Items listed in a dataset:
━━━━━━━━

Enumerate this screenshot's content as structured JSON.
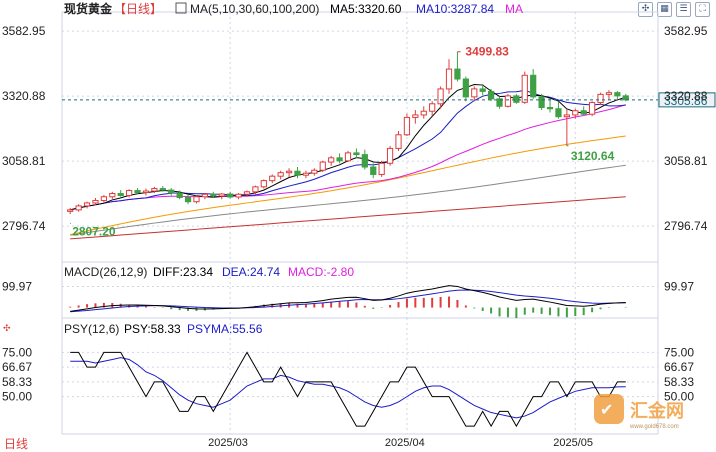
{
  "header": {
    "title": "现货黄金",
    "period": "【日线】",
    "ma_label": "MA(5,10,30,60,100,200)",
    "ma5_label": "MA5:3320.60",
    "ma10_label": "MA10:3287.84",
    "ma_extra_label": "MA"
  },
  "toolbar": {
    "icons": [
      "expand-icon",
      "grid-icon",
      "settings-icon",
      "fullscreen-icon"
    ]
  },
  "colors": {
    "up": "#e03c3c",
    "down": "#3fa144",
    "ma5": "#000000",
    "ma10": "#1c1cc8",
    "ma30": "#e020e0",
    "ma60": "#f59a00",
    "ma100": "#888888",
    "ma200": "#c83030",
    "psy": "#000000",
    "psyma": "#1c1cc8",
    "diff": "#000000",
    "dea": "#1c1cc8",
    "grid": "#cfd6e6",
    "dashed": "#1a6a7a"
  },
  "axis": {
    "price_ticks": [
      "3582.95",
      "3320.88",
      "3058.81",
      "2796.74"
    ],
    "current_price": "3305.86",
    "macd_tick": "99.97",
    "psy_ticks": [
      "75.00",
      "66.67",
      "58.33",
      "50.00"
    ],
    "dates": [
      "2025/03",
      "2025/04",
      "2025/05"
    ]
  },
  "annotations": {
    "high": "3499.83",
    "low1": "2807.20",
    "low2": "3120.64"
  },
  "macd_header": {
    "name": "MACD(26,12,9)",
    "diff": "DIFF:23.34",
    "dea": "DEA:24.74",
    "macd": "MACD:-2.80"
  },
  "psy_header": {
    "name": "PSY(12,6)",
    "psy": "PSY:58.33",
    "psyma": "PSYMA:55.56"
  },
  "bottom_label": "日线",
  "watermark": {
    "text": "汇金网",
    "url": "www.gold678.com"
  },
  "chart_data": {
    "type": "candlestick",
    "ohlc": [
      [
        2856,
        2870,
        2845,
        2862
      ],
      [
        2862,
        2885,
        2855,
        2878
      ],
      [
        2878,
        2895,
        2868,
        2890
      ],
      [
        2890,
        2910,
        2880,
        2900
      ],
      [
        2900,
        2922,
        2893,
        2915
      ],
      [
        2915,
        2935,
        2906,
        2928
      ],
      [
        2928,
        2942,
        2915,
        2920
      ],
      [
        2920,
        2945,
        2912,
        2940
      ],
      [
        2940,
        2950,
        2925,
        2932
      ],
      [
        2932,
        2948,
        2920,
        2938
      ],
      [
        2938,
        2955,
        2930,
        2948
      ],
      [
        2948,
        2958,
        2935,
        2942
      ],
      [
        2942,
        2950,
        2920,
        2930
      ],
      [
        2930,
        2940,
        2905,
        2912
      ],
      [
        2912,
        2925,
        2885,
        2895
      ],
      [
        2895,
        2920,
        2888,
        2915
      ],
      [
        2915,
        2930,
        2905,
        2925
      ],
      [
        2925,
        2935,
        2910,
        2918
      ],
      [
        2918,
        2930,
        2905,
        2926
      ],
      [
        2926,
        2935,
        2908,
        2914
      ],
      [
        2914,
        2930,
        2905,
        2925
      ],
      [
        2925,
        2940,
        2915,
        2935
      ],
      [
        2935,
        2960,
        2925,
        2955
      ],
      [
        2955,
        2985,
        2948,
        2980
      ],
      [
        2980,
        3005,
        2970,
        2998
      ],
      [
        2998,
        3020,
        2985,
        3012
      ],
      [
        3012,
        3030,
        2995,
        3018
      ],
      [
        3018,
        3035,
        2990,
        3002
      ],
      [
        3002,
        3020,
        2990,
        3010
      ],
      [
        3010,
        3030,
        3000,
        3022
      ],
      [
        3022,
        3060,
        3015,
        3055
      ],
      [
        3055,
        3080,
        3040,
        3072
      ],
      [
        3072,
        3090,
        3050,
        3060
      ],
      [
        3060,
        3100,
        3055,
        3092
      ],
      [
        3092,
        3110,
        3070,
        3085
      ],
      [
        3085,
        3105,
        3025,
        3035
      ],
      [
        3035,
        3050,
        2990,
        3005
      ],
      [
        3005,
        3060,
        2995,
        3050
      ],
      [
        3050,
        3120,
        3040,
        3110
      ],
      [
        3110,
        3180,
        3100,
        3165
      ],
      [
        3165,
        3250,
        3160,
        3235
      ],
      [
        3235,
        3265,
        3210,
        3245
      ],
      [
        3245,
        3280,
        3230,
        3260
      ],
      [
        3260,
        3300,
        3240,
        3290
      ],
      [
        3290,
        3360,
        3270,
        3350
      ],
      [
        3350,
        3470,
        3330,
        3430
      ],
      [
        3430,
        3500,
        3380,
        3390
      ],
      [
        3390,
        3400,
        3300,
        3318
      ],
      [
        3318,
        3360,
        3300,
        3350
      ],
      [
        3350,
        3370,
        3325,
        3340
      ],
      [
        3340,
        3350,
        3300,
        3310
      ],
      [
        3310,
        3320,
        3270,
        3280
      ],
      [
        3280,
        3330,
        3275,
        3322
      ],
      [
        3322,
        3330,
        3290,
        3296
      ],
      [
        3296,
        3420,
        3290,
        3405
      ],
      [
        3405,
        3430,
        3310,
        3318
      ],
      [
        3318,
        3330,
        3265,
        3275
      ],
      [
        3275,
        3310,
        3255,
        3270
      ],
      [
        3270,
        3300,
        3230,
        3238
      ],
      [
        3238,
        3270,
        3120,
        3245
      ],
      [
        3245,
        3270,
        3230,
        3262
      ],
      [
        3262,
        3280,
        3245,
        3248
      ],
      [
        3248,
        3300,
        3240,
        3295
      ],
      [
        3295,
        3335,
        3285,
        3328
      ],
      [
        3328,
        3345,
        3305,
        3335
      ],
      [
        3335,
        3342,
        3310,
        3322
      ],
      [
        3322,
        3330,
        3300,
        3306
      ]
    ],
    "price_range": [
      2680,
      3620
    ],
    "macd_diff": [
      -18,
      -12,
      -6,
      0,
      5,
      9,
      11,
      12,
      12,
      11,
      10,
      8,
      4,
      0,
      -4,
      -6,
      -7,
      -6,
      -5,
      -4,
      -3,
      0,
      4,
      9,
      14,
      18,
      22,
      23,
      24,
      28,
      33,
      40,
      44,
      48,
      49,
      42,
      34,
      36,
      44,
      55,
      68,
      76,
      82,
      88,
      96,
      104,
      100,
      88,
      80,
      72,
      62,
      50,
      42,
      34,
      38,
      40,
      33,
      26,
      18,
      10,
      8,
      6,
      10,
      16,
      20,
      22,
      23
    ],
    "macd_dea": [
      -20,
      -17,
      -14,
      -10,
      -6,
      -2,
      2,
      5,
      7,
      8,
      9,
      9,
      8,
      6,
      4,
      2,
      0,
      -1,
      -2,
      -2,
      -2,
      -1,
      0,
      2,
      5,
      8,
      11,
      14,
      16,
      19,
      22,
      26,
      30,
      33,
      37,
      38,
      37,
      37,
      38,
      42,
      47,
      53,
      59,
      65,
      71,
      78,
      82,
      83,
      82,
      80,
      76,
      71,
      65,
      59,
      55,
      52,
      48,
      44,
      39,
      33,
      28,
      24,
      21,
      20,
      21,
      22,
      24
    ],
    "macd_ylim": [
      -40,
      140
    ],
    "psy": [
      75,
      75,
      66.67,
      66.67,
      75,
      75,
      75,
      66.67,
      58.33,
      50,
      58.33,
      58.33,
      50,
      41.67,
      41.67,
      50,
      50,
      41.67,
      50,
      58.33,
      66.67,
      75,
      66.67,
      58.33,
      58.33,
      66.67,
      58.33,
      50,
      58.33,
      58.33,
      58.33,
      58.33,
      50,
      41.67,
      33.33,
      33.33,
      41.67,
      50,
      58.33,
      58.33,
      66.67,
      66.67,
      58.33,
      50,
      50,
      50,
      41.67,
      33.33,
      33.33,
      41.67,
      33.33,
      41.67,
      41.67,
      33.33,
      41.67,
      50,
      50,
      58.33,
      58.33,
      50,
      58.33,
      58.33,
      58.33,
      50,
      50,
      58.33,
      58.33
    ],
    "psyma": [
      70,
      70,
      70,
      69,
      70,
      71,
      72,
      71,
      68,
      64,
      62,
      59,
      55,
      51,
      48,
      46,
      45,
      44,
      46,
      48,
      52,
      56,
      58,
      60,
      60,
      62,
      61,
      59,
      58,
      57,
      57,
      56,
      55,
      53,
      50,
      47,
      45,
      44,
      45,
      47,
      50,
      53,
      55,
      56,
      56,
      54,
      51,
      48,
      45,
      43,
      41,
      40,
      39,
      38,
      39,
      41,
      44,
      47,
      49,
      51,
      53,
      54,
      55,
      55,
      55,
      55.5,
      55.56
    ],
    "psy_ylim": [
      30,
      82
    ]
  }
}
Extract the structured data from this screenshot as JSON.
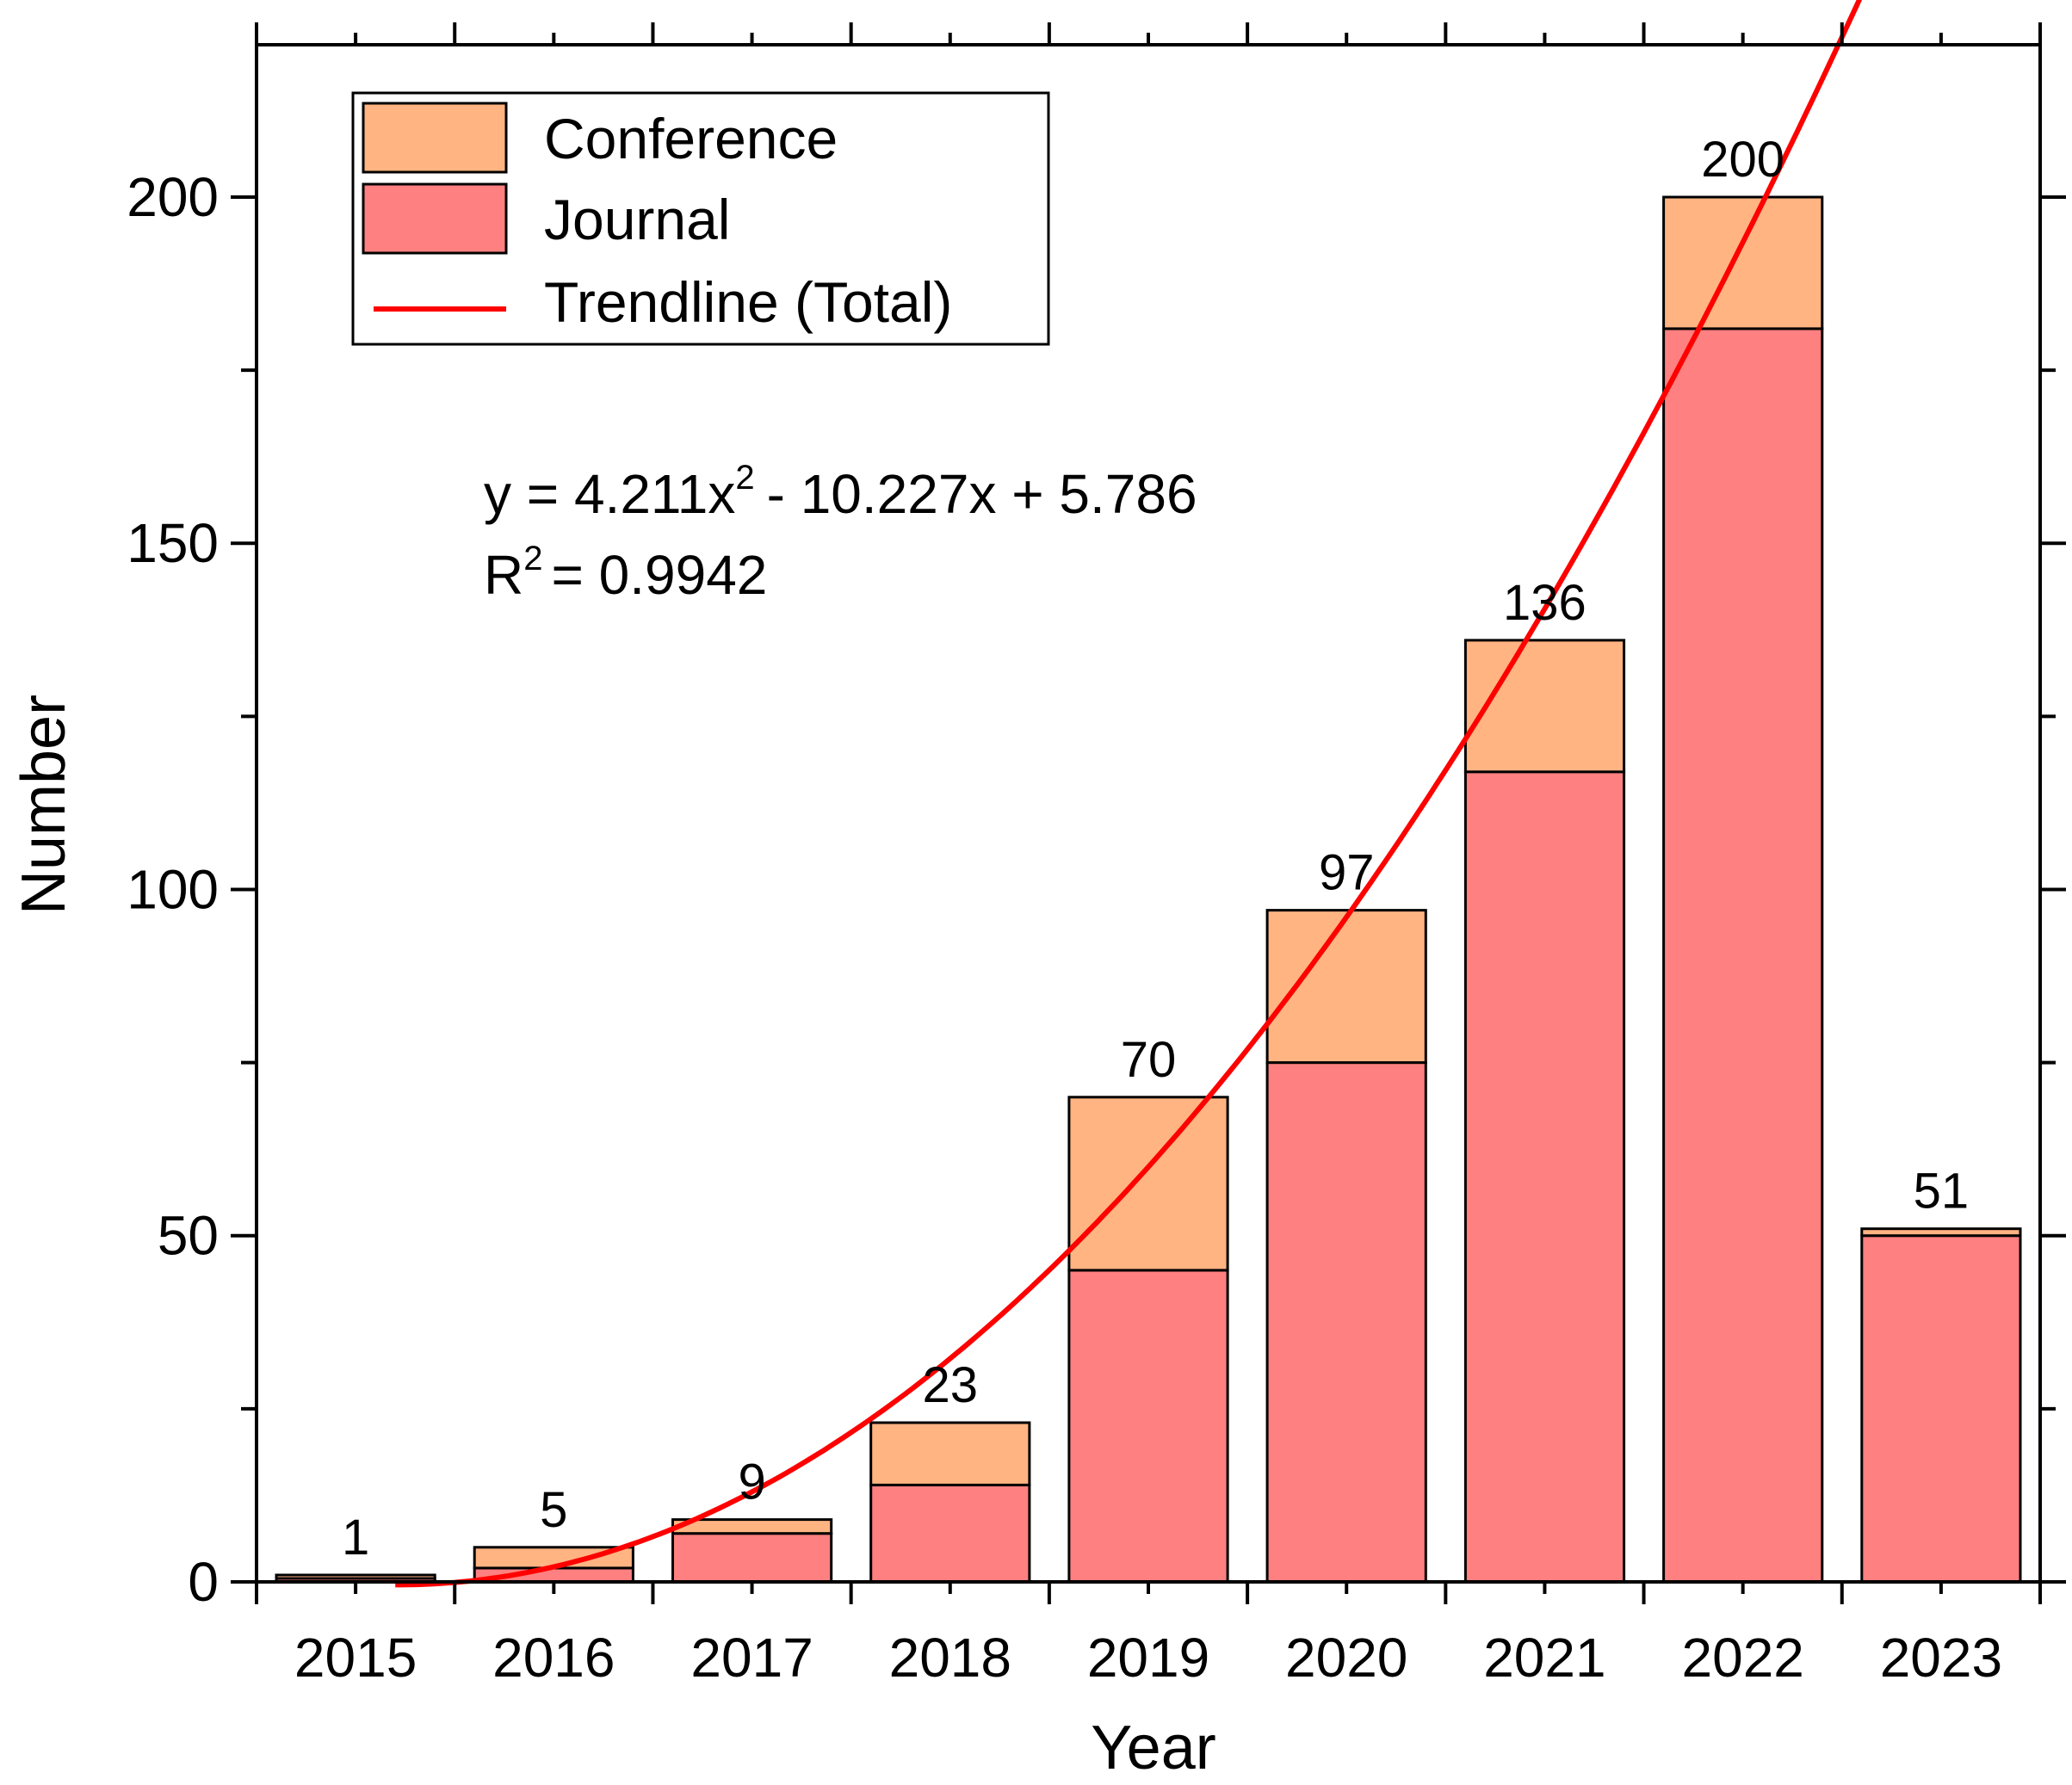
{
  "chart_data": {
    "type": "bar",
    "stacked": true,
    "title": "",
    "xlabel": "Year",
    "ylabel": "Number",
    "ylim": [
      0,
      222
    ],
    "yticks": [
      0,
      50,
      100,
      150,
      200
    ],
    "categories": [
      "2015",
      "2016",
      "2017",
      "2018",
      "2019",
      "2020",
      "2021",
      "2022",
      "2023"
    ],
    "series": [
      {
        "name": "Journal",
        "color": "#FF8080",
        "values": [
          0.5,
          2,
          7,
          14,
          45,
          75,
          117,
          181,
          50
        ]
      },
      {
        "name": "Conference",
        "color": "#FFB482",
        "values": [
          0.5,
          3,
          2,
          9,
          25,
          22,
          19,
          19,
          1
        ]
      }
    ],
    "totals": [
      1,
      5,
      9,
      23,
      70,
      97,
      136,
      200,
      51
    ],
    "total_labels": [
      "1",
      "5",
      "9",
      "23",
      "70",
      "97",
      "136",
      "200",
      "51"
    ],
    "trendline": {
      "name": "Trendline (Total)",
      "color": "#FF0000",
      "coefficients": {
        "a": 4.211,
        "b": -10.227,
        "c": 5.786
      },
      "x_range": [
        1.2,
        8.65
      ],
      "equation_label": {
        "prefix": "y = 4.211x",
        "sup": "2",
        "suffix": "- 10.227x + 5.786"
      },
      "r2_label": {
        "prefix": "R",
        "sup": "2",
        "suffix": "= 0.9942"
      }
    },
    "legend": {
      "position": "top-left",
      "entries": [
        "Conference",
        "Journal",
        "Trendline (Total)"
      ]
    },
    "grid": false
  }
}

━━━━━━━━

WORK INSTRUCTIONS:
Quote only the lines that start at the line holding "Extract the structured" and end at the last line of the entries, including both of those lines, and omit every picture.

FINISHED ANSWER:
Extract the structured data from this screenshot as JSON.
{
  "chart_data": {
    "type": "bar",
    "stacked": true,
    "title": "",
    "xlabel": "Year",
    "ylabel": "Number",
    "ylim": [
      0,
      222
    ],
    "yticks": [
      0,
      50,
      100,
      150,
      200
    ],
    "categories": [
      "2015",
      "2016",
      "2017",
      "2018",
      "2019",
      "2020",
      "2021",
      "2022",
      "2023"
    ],
    "series": [
      {
        "name": "Journal",
        "color": "#FF8080",
        "values": [
          0.5,
          2,
          7,
          14,
          45,
          75,
          117,
          181,
          50
        ]
      },
      {
        "name": "Conference",
        "color": "#FFB482",
        "values": [
          0.5,
          3,
          2,
          9,
          25,
          22,
          19,
          19,
          1
        ]
      }
    ],
    "totals": [
      1,
      5,
      9,
      23,
      70,
      97,
      136,
      200,
      51
    ],
    "total_labels": [
      "1",
      "5",
      "9",
      "23",
      "70",
      "97",
      "136",
      "200",
      "51"
    ],
    "trendline": {
      "name": "Trendline (Total)",
      "color": "#FF0000",
      "coefficients": {
        "a": 4.211,
        "b": -10.227,
        "c": 5.786
      },
      "x_range": [
        1.2,
        8.65
      ],
      "equation_label": {
        "prefix": "y = 4.211x",
        "sup": "2",
        "suffix": "- 10.227x + 5.786"
      },
      "r2_label": {
        "prefix": "R",
        "sup": "2",
        "suffix": "= 0.9942"
      }
    },
    "legend": {
      "position": "top-left",
      "entries": [
        "Conference",
        "Journal",
        "Trendline (Total)"
      ]
    },
    "grid": false
  }
}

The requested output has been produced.